Brief → The records below are split into lines. How many of those lines contain the string "name"? Reply with the number only.
......
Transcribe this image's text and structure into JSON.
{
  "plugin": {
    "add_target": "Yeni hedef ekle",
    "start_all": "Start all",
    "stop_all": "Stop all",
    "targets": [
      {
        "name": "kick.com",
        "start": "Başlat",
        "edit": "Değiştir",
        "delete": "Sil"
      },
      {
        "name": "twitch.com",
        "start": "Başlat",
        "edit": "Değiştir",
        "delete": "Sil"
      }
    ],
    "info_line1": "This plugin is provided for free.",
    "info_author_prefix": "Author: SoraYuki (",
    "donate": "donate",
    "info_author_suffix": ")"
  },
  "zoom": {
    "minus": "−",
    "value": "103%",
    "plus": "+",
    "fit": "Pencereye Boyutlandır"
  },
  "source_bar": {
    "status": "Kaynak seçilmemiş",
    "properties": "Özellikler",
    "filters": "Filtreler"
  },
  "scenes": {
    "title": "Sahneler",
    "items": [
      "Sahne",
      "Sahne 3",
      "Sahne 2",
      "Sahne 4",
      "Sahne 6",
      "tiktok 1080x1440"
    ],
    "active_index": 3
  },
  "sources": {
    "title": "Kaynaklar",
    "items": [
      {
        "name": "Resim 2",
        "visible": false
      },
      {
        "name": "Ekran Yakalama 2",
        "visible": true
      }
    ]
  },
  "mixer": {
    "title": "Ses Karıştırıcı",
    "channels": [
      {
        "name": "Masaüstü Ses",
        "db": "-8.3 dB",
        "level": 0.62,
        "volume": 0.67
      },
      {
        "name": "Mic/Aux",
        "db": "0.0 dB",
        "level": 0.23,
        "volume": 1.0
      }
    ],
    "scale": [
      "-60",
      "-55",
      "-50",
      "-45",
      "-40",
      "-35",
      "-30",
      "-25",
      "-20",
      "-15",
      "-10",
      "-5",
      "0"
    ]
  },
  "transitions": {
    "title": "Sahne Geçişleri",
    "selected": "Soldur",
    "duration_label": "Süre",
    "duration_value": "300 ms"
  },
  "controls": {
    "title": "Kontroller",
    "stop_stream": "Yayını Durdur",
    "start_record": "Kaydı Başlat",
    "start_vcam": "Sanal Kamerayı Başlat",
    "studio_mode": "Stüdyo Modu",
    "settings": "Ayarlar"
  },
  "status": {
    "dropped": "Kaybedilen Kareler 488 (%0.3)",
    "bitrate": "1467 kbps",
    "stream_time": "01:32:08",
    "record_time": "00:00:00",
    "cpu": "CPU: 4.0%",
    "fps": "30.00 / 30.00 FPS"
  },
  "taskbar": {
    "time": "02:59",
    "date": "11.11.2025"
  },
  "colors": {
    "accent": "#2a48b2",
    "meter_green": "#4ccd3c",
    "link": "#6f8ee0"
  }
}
......
The result → 6